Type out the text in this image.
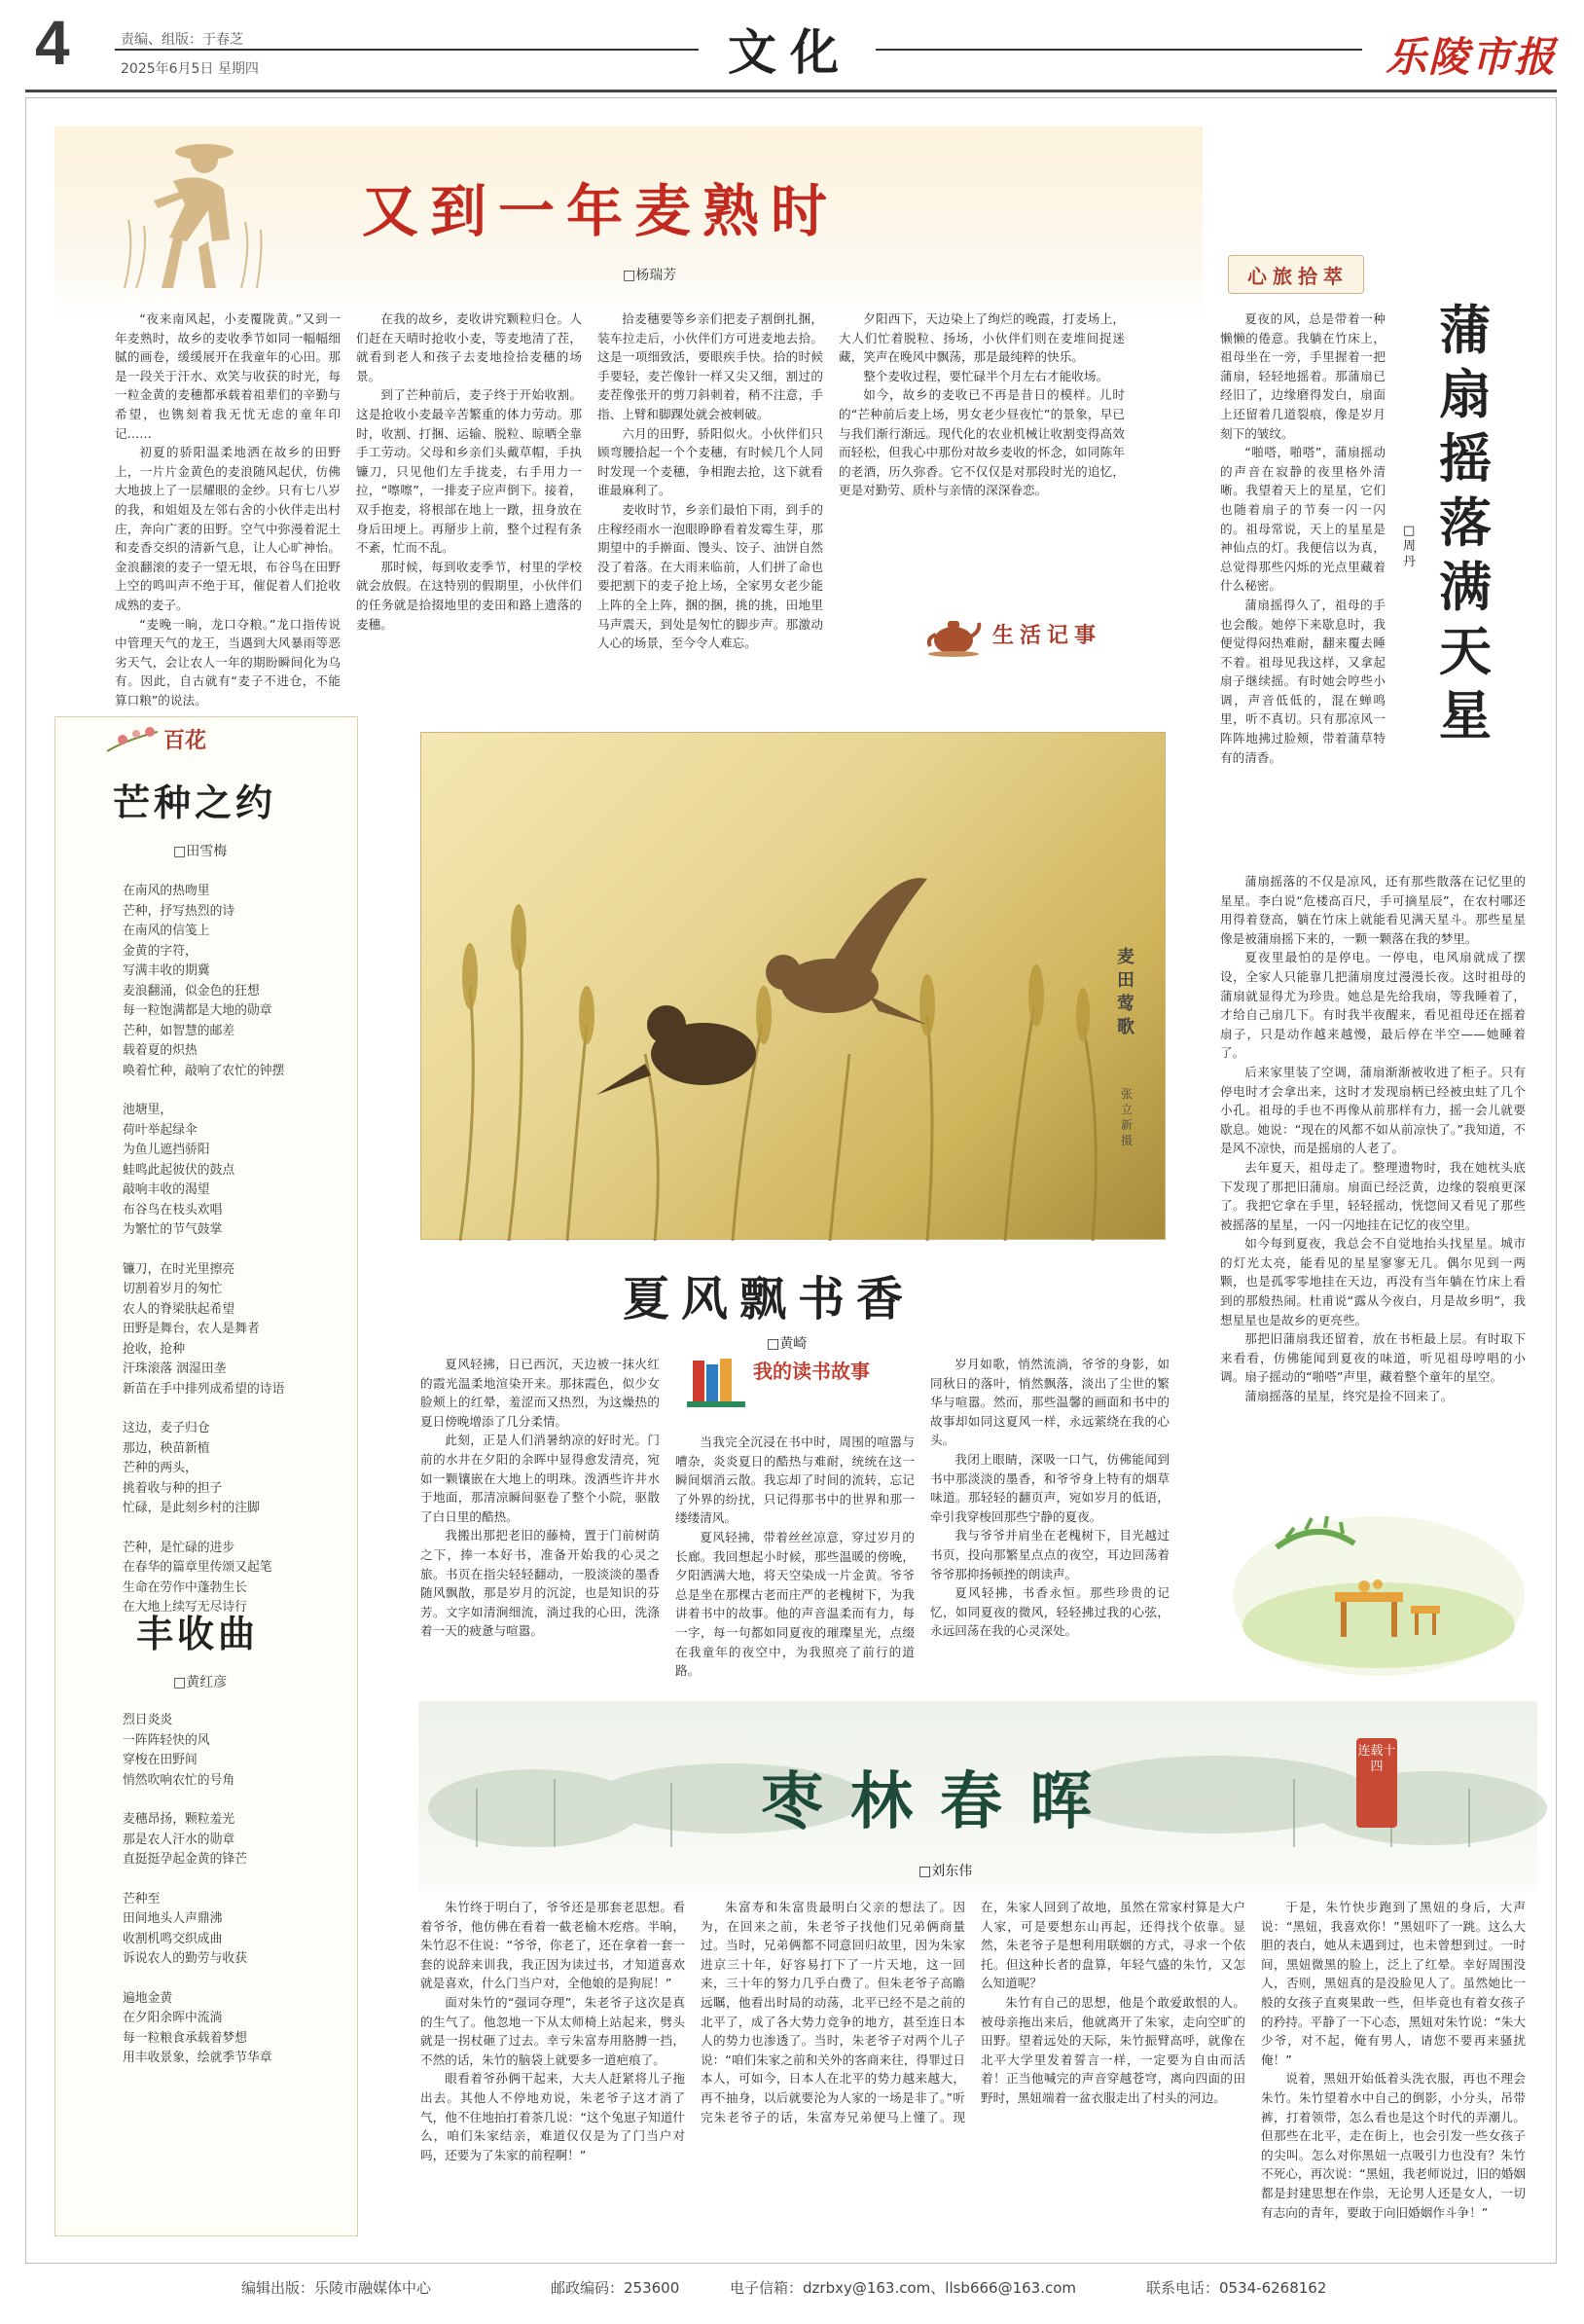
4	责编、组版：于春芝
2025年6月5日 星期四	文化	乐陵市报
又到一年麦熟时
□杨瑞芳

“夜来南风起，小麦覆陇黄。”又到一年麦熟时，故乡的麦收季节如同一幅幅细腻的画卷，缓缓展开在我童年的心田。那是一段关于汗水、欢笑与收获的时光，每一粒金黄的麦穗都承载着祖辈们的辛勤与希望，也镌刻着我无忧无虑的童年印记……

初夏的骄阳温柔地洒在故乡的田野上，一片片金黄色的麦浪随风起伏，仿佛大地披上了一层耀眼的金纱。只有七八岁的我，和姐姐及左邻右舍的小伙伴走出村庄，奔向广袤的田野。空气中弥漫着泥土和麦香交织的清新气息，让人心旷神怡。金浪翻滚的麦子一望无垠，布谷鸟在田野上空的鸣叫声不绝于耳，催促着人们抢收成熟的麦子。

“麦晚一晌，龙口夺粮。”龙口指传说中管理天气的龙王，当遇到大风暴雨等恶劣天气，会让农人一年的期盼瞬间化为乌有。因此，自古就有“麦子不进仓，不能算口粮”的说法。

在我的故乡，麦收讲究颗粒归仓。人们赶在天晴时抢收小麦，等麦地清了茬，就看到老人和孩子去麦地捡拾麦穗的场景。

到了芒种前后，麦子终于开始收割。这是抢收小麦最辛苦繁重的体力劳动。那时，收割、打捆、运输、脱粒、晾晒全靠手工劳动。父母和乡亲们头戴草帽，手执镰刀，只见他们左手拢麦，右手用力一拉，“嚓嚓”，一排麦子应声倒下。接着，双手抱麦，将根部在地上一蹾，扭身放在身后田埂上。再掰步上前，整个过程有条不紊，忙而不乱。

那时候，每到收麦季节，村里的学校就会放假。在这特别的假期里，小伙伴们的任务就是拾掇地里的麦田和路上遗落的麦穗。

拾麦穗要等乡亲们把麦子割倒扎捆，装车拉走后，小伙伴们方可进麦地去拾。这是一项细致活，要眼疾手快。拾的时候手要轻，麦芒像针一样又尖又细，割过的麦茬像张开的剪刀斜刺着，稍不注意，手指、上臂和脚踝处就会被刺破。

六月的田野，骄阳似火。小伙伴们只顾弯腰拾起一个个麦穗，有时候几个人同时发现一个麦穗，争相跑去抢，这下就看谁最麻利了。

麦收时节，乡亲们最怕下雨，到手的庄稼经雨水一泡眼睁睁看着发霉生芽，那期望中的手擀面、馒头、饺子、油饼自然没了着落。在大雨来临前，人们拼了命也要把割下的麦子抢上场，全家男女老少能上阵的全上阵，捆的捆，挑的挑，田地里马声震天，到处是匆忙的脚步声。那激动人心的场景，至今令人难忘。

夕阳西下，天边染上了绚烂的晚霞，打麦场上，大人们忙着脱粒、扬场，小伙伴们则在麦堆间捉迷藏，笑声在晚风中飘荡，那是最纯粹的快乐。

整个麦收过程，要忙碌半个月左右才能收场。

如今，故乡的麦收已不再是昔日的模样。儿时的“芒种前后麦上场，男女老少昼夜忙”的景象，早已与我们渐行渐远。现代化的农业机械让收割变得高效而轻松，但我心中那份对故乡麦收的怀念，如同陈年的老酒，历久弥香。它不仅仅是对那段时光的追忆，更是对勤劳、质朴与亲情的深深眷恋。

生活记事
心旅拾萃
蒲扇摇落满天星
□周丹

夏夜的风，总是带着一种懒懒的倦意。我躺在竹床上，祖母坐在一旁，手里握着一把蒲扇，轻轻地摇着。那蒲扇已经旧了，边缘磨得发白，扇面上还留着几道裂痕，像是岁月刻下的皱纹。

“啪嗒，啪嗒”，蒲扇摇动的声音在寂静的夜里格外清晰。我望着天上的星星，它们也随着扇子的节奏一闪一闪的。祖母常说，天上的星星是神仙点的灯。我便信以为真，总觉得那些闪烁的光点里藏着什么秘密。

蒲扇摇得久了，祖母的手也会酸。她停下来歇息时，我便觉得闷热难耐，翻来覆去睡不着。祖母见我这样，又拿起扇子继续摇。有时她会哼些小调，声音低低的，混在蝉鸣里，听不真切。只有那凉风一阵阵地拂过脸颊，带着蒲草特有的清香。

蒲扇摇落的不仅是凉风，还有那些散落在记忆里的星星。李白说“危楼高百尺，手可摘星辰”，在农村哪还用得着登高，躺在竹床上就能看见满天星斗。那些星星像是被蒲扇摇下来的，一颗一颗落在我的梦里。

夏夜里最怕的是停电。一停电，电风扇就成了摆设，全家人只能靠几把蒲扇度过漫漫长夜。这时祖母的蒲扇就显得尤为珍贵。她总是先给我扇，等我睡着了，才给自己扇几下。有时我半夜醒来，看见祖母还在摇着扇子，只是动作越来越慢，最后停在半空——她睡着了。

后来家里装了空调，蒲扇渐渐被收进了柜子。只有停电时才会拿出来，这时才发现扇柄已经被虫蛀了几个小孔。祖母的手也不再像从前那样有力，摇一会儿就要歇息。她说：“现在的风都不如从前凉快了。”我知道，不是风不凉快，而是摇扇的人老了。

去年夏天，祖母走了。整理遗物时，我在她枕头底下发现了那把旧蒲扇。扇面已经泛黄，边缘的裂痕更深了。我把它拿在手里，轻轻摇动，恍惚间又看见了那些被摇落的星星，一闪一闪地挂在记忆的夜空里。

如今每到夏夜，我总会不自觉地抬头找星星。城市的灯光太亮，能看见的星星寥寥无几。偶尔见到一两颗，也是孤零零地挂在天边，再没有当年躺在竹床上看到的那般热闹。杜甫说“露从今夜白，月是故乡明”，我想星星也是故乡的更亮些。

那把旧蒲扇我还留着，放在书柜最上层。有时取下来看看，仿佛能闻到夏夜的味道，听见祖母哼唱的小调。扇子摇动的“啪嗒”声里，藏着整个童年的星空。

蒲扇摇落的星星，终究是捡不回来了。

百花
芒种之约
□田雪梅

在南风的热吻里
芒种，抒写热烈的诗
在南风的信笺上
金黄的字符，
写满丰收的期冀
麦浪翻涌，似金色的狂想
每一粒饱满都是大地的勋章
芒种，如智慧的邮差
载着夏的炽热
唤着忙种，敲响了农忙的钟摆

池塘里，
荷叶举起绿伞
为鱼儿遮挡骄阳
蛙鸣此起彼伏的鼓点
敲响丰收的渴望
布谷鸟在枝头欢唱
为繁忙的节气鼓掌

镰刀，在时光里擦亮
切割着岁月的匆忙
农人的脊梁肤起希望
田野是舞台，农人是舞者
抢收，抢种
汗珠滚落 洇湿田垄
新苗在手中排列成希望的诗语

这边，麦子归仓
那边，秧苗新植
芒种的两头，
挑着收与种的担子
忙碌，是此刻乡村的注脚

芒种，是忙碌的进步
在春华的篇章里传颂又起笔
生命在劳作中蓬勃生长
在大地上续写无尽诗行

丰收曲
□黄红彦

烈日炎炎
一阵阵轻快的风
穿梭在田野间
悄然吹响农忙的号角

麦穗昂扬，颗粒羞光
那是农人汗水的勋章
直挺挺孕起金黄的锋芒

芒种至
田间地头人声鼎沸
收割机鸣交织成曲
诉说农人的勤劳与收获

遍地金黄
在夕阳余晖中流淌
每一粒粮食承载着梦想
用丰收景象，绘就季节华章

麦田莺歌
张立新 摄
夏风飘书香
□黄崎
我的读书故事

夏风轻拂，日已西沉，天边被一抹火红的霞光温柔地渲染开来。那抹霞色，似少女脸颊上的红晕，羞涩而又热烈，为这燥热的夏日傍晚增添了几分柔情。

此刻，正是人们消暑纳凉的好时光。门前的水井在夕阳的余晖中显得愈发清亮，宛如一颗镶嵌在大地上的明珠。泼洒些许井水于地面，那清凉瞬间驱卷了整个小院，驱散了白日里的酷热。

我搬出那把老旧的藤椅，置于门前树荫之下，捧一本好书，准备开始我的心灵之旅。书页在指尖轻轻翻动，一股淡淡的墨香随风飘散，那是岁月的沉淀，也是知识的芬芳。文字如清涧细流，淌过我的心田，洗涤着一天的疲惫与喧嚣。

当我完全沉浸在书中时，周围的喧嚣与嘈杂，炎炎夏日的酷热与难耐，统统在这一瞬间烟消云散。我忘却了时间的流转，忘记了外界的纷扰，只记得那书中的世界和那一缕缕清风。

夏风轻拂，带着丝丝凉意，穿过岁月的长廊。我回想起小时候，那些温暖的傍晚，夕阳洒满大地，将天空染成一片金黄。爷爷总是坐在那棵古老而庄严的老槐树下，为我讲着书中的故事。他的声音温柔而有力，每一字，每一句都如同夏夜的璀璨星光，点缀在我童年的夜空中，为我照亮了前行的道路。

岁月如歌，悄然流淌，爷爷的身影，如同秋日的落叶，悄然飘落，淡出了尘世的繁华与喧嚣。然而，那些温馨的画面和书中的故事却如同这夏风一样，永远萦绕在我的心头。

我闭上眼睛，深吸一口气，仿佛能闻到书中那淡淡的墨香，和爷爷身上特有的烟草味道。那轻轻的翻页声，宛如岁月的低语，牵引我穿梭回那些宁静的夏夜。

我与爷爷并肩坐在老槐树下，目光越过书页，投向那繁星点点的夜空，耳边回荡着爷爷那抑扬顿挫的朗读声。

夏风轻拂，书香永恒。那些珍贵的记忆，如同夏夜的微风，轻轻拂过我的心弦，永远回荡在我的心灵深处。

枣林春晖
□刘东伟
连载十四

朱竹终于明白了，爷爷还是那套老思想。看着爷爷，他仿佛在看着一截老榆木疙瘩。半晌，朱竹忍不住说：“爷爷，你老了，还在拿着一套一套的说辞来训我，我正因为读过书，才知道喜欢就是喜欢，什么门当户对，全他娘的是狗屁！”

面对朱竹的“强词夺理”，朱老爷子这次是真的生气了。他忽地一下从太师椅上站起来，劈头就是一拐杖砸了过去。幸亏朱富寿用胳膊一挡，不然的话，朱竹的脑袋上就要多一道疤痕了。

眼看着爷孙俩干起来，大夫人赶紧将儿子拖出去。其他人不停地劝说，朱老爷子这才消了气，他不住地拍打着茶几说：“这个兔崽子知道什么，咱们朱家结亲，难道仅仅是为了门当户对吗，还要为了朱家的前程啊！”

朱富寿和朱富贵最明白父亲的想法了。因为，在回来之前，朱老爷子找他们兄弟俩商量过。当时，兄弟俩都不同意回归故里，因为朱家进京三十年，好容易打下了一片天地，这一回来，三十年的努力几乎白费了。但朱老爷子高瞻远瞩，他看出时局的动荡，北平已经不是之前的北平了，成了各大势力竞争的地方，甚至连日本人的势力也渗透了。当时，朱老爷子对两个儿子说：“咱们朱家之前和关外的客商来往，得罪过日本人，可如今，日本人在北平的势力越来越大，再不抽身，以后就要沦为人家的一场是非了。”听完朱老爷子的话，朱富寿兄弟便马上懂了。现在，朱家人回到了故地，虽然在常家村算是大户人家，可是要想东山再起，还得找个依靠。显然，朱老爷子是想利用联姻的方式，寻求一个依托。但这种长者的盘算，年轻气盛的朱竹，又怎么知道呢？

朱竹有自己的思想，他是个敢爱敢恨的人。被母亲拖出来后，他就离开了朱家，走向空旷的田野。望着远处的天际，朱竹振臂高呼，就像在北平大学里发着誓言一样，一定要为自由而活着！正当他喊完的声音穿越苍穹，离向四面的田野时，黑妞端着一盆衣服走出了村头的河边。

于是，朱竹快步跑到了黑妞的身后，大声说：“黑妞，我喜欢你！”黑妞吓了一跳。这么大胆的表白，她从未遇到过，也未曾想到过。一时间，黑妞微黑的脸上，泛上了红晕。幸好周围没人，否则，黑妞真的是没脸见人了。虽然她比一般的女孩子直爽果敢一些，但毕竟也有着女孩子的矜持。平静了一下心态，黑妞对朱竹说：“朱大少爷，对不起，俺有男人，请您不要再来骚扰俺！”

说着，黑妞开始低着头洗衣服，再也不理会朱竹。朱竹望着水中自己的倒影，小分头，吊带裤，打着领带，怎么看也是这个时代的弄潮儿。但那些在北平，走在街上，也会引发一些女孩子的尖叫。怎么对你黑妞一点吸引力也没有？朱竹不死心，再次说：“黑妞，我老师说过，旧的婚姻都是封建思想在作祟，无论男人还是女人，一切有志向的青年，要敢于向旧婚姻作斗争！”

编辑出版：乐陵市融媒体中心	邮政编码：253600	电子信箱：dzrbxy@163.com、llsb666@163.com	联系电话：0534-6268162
***
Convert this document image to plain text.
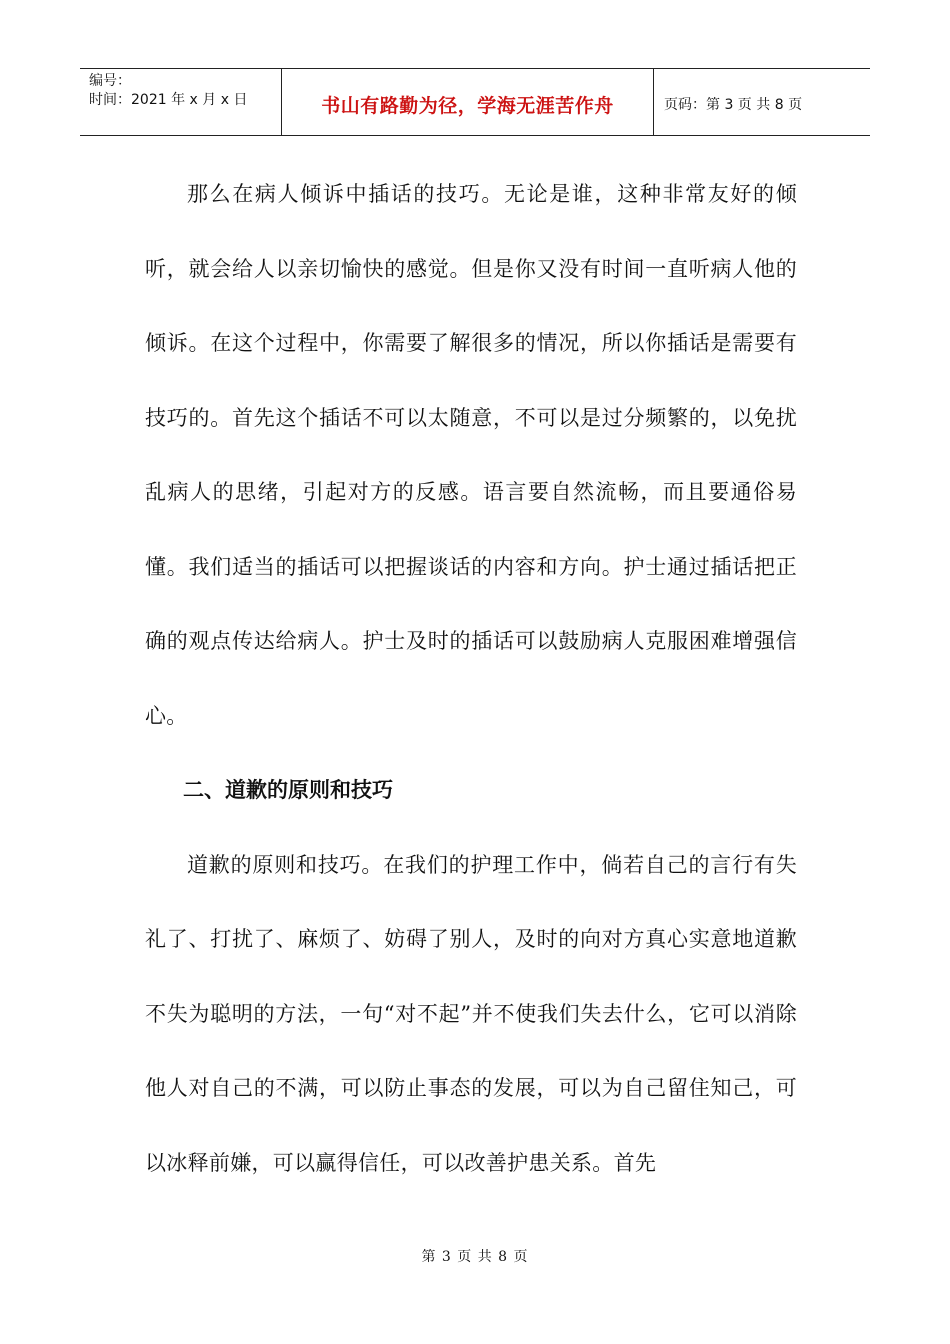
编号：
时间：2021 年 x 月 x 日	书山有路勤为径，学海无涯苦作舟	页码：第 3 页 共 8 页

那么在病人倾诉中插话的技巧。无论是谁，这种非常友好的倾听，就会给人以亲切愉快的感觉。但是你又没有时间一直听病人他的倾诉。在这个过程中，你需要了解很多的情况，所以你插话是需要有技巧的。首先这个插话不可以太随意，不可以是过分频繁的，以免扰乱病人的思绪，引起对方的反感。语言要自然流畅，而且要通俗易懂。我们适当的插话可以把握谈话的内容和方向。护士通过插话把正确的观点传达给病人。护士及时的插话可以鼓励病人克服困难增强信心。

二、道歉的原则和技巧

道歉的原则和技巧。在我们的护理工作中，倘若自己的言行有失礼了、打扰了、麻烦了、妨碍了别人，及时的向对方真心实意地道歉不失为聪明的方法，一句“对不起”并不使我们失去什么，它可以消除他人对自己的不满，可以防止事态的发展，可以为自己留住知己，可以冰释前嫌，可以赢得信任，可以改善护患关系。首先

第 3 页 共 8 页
***
Goal of the exercise:
Search the listing for the string "夏风轻拂". Copy each line where it turns up.

Right answer:
夏风轻拂，日已西沉，天边被一抹火红的霞光温柔地渲染开来。那抹霞色，似少女脸颊上的红晕，羞涩而又热烈，为这燥热的夏日傍晚增添了几分柔情。
夏风轻拂，带着丝丝凉意，穿过岁月的长廊。我回想起小时候，那些温暖的傍晚，夕阳洒满大地，将天空染成一片金黄。爷爷总是坐在那棵古老而庄严的老槐树下，为我讲着书中的故事。他的声音温柔而有力，每一字，每一句都如同夏夜的璀璨星光，点缀在我童年的夜空中，为我照亮了前行的道路。
夏风轻拂，书香永恒。那些珍贵的记忆，如同夏夜的微风，轻轻拂过我的心弦，永远回荡在我的心灵深处。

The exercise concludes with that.